=== Extracted information ===

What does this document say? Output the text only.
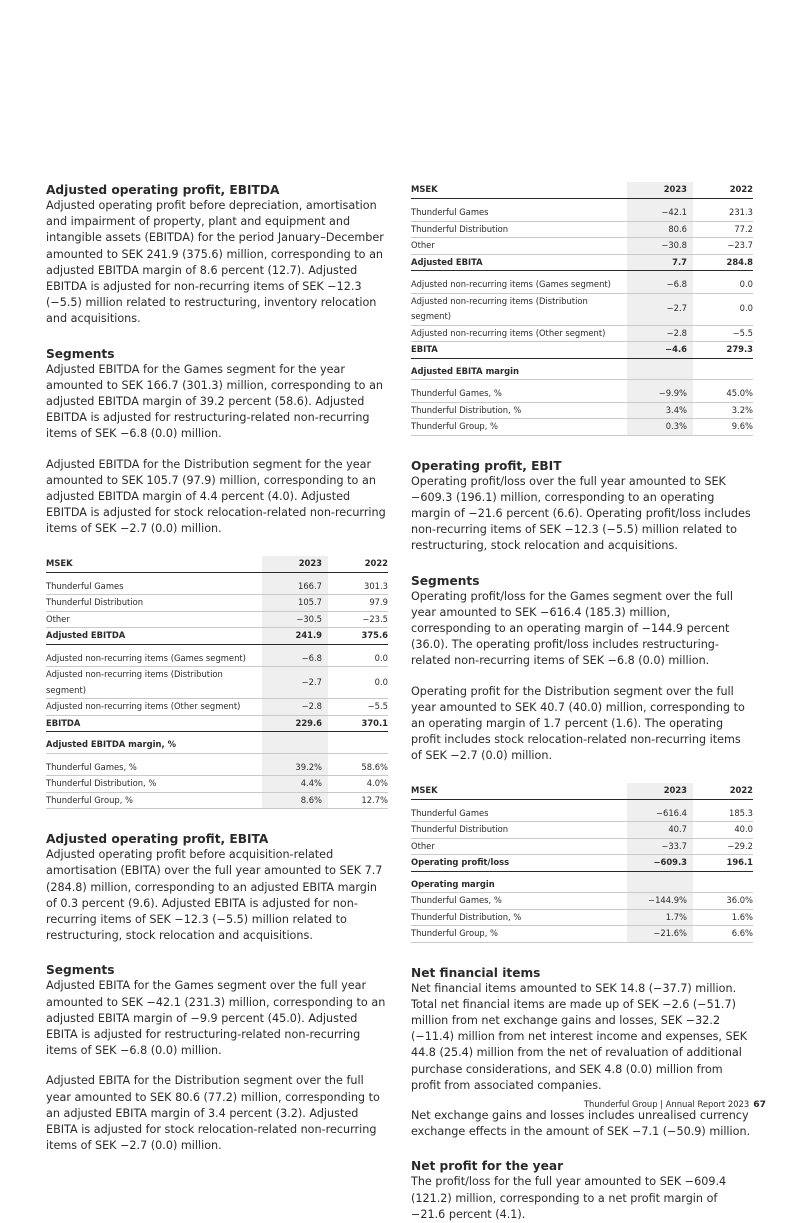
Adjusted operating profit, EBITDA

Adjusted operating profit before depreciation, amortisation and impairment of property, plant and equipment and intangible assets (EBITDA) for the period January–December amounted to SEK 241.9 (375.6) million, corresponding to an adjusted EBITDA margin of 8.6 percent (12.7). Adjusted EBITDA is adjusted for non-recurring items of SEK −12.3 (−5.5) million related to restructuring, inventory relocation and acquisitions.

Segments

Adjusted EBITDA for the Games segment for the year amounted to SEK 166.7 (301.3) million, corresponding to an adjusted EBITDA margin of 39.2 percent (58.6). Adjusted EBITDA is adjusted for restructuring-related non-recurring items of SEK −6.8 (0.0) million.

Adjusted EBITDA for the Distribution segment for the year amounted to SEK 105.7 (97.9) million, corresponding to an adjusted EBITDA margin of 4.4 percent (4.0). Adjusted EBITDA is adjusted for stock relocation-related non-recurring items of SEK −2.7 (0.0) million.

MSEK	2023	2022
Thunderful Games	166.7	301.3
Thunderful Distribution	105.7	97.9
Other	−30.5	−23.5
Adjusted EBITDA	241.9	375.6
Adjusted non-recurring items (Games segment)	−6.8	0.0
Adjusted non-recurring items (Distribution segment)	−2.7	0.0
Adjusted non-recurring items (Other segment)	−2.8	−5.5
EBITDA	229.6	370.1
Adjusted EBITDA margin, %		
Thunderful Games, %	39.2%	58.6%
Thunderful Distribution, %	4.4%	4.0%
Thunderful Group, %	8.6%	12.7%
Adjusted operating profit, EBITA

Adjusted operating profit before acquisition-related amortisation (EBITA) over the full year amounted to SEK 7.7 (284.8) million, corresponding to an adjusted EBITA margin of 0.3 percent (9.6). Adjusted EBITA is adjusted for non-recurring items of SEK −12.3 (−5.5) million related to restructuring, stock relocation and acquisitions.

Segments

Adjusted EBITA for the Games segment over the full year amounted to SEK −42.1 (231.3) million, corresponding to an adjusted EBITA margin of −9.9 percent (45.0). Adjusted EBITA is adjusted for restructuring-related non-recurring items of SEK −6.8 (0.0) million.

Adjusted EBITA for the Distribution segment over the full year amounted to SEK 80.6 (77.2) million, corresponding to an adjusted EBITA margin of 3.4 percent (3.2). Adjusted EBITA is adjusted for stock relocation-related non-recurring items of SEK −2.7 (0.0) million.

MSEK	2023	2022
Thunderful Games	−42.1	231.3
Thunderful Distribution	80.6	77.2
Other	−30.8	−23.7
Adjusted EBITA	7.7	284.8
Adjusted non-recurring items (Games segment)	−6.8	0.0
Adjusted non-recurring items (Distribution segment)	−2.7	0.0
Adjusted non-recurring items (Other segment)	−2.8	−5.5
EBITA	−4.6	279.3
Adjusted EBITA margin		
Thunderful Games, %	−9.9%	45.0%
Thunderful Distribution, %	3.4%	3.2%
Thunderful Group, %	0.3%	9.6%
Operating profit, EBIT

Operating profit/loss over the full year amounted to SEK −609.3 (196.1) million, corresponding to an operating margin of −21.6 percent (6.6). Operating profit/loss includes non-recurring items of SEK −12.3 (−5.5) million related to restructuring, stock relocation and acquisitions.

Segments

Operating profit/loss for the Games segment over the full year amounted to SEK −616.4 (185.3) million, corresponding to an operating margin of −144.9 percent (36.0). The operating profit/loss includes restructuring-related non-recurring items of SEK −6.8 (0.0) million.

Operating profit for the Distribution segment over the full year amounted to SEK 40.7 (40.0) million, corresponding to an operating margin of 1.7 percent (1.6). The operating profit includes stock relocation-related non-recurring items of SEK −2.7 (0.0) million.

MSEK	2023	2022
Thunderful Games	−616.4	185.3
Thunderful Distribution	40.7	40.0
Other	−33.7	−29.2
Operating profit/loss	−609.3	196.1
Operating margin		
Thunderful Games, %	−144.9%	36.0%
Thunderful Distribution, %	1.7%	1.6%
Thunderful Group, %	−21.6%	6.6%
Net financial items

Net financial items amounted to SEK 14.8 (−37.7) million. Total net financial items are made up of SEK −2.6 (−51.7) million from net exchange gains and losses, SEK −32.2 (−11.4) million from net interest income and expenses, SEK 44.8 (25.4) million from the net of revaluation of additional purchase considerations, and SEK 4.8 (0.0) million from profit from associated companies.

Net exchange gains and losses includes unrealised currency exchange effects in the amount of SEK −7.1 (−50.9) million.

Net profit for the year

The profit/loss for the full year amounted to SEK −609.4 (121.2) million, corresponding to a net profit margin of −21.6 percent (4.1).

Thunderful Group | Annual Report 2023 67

===

• _Instruction_
Working from the material above, transcribe it exactly while omitting pictures.

• _Response below_
What does this document say? Output the text only.
Adjusted operating profit, EBITDA

Adjusted operating profit before depreciation, amortisation and impairment of property, plant and equipment and intangible assets (EBITDA) for the period January–December amounted to SEK 241.9 (375.6) million, corresponding to an adjusted EBITDA margin of 8.6 percent (12.7). Adjusted EBITDA is adjusted for non-recurring items of SEK −12.3 (−5.5) million related to restructuring, inventory relocation and acquisitions.

Segments

Adjusted EBITDA for the Games segment for the year amounted to SEK 166.7 (301.3) million, corresponding to an adjusted EBITDA margin of 39.2 percent (58.6). Adjusted EBITDA is adjusted for restructuring-related non-recurring items of SEK −6.8 (0.0) million.

Adjusted EBITDA for the Distribution segment for the year amounted to SEK 105.7 (97.9) million, corresponding to an adjusted EBITDA margin of 4.4 percent (4.0). Adjusted EBITDA is adjusted for stock relocation-related non-recurring items of SEK −2.7 (0.0) million.

MSEK	2023	2022
Thunderful Games	166.7	301.3
Thunderful Distribution	105.7	97.9
Other	−30.5	−23.5
Adjusted EBITDA	241.9	375.6
Adjusted non-recurring items (Games segment)	−6.8	0.0
Adjusted non-recurring items (Distribution segment)	−2.7	0.0
Adjusted non-recurring items (Other segment)	−2.8	−5.5
EBITDA	229.6	370.1
Adjusted EBITDA margin, %		
Thunderful Games, %	39.2%	58.6%
Thunderful Distribution, %	4.4%	4.0%
Thunderful Group, %	8.6%	12.7%
Adjusted operating profit, EBITA

Adjusted operating profit before acquisition-related amortisation (EBITA) over the full year amounted to SEK 7.7 (284.8) million, corresponding to an adjusted EBITA margin of 0.3 percent (9.6). Adjusted EBITA is adjusted for non-recurring items of SEK −12.3 (−5.5) million related to restructuring, stock relocation and acquisitions.

Segments

Adjusted EBITA for the Games segment over the full year amounted to SEK −42.1 (231.3) million, corresponding to an adjusted EBITA margin of −9.9 percent (45.0). Adjusted EBITA is adjusted for restructuring-related non-recurring items of SEK −6.8 (0.0) million.

Adjusted EBITA for the Distribution segment over the full year amounted to SEK 80.6 (77.2) million, corresponding to an adjusted EBITA margin of 3.4 percent (3.2). Adjusted EBITA is adjusted for stock relocation-related non-recurring items of SEK −2.7 (0.0) million.

MSEK	2023	2022
Thunderful Games	−42.1	231.3
Thunderful Distribution	80.6	77.2
Other	−30.8	−23.7
Adjusted EBITA	7.7	284.8
Adjusted non-recurring items (Games segment)	−6.8	0.0
Adjusted non-recurring items (Distribution segment)	−2.7	0.0
Adjusted non-recurring items (Other segment)	−2.8	−5.5
EBITA	−4.6	279.3
Adjusted EBITA margin		
Thunderful Games, %	−9.9%	45.0%
Thunderful Distribution, %	3.4%	3.2%
Thunderful Group, %	0.3%	9.6%
Operating profit, EBIT

Operating profit/loss over the full year amounted to SEK −609.3 (196.1) million, corresponding to an operating margin of −21.6 percent (6.6). Operating profit/loss includes non-recurring items of SEK −12.3 (−5.5) million related to restructuring, stock relocation and acquisitions.

Segments

Operating profit/loss for the Games segment over the full year amounted to SEK −616.4 (185.3) million, corresponding to an operating margin of −144.9 percent (36.0). The operating profit/loss includes restructuring-related non-recurring items of SEK −6.8 (0.0) million.

Operating profit for the Distribution segment over the full year amounted to SEK 40.7 (40.0) million, corresponding to an operating margin of 1.7 percent (1.6). The operating profit includes stock relocation-related non-recurring items of SEK −2.7 (0.0) million.

MSEK	2023	2022
Thunderful Games	−616.4	185.3
Thunderful Distribution	40.7	40.0
Other	−33.7	−29.2
Operating profit/loss	−609.3	196.1
Operating margin		
Thunderful Games, %	−144.9%	36.0%
Thunderful Distribution, %	1.7%	1.6%
Thunderful Group, %	−21.6%	6.6%
Net financial items

Net financial items amounted to SEK 14.8 (−37.7) million. Total net financial items are made up of SEK −2.6 (−51.7) million from net exchange gains and losses, SEK −32.2 (−11.4) million from net interest income and expenses, SEK 44.8 (25.4) million from the net of revaluation of additional purchase considerations, and SEK 4.8 (0.0) million from profit from associated companies.

Net exchange gains and losses includes unrealised currency exchange effects in the amount of SEK −7.1 (−50.9) million.

Net profit for the year

The profit/loss for the full year amounted to SEK −609.4 (121.2) million, corresponding to a net profit margin of −21.6 percent (4.1).

Thunderful Group | Annual Report 2023 67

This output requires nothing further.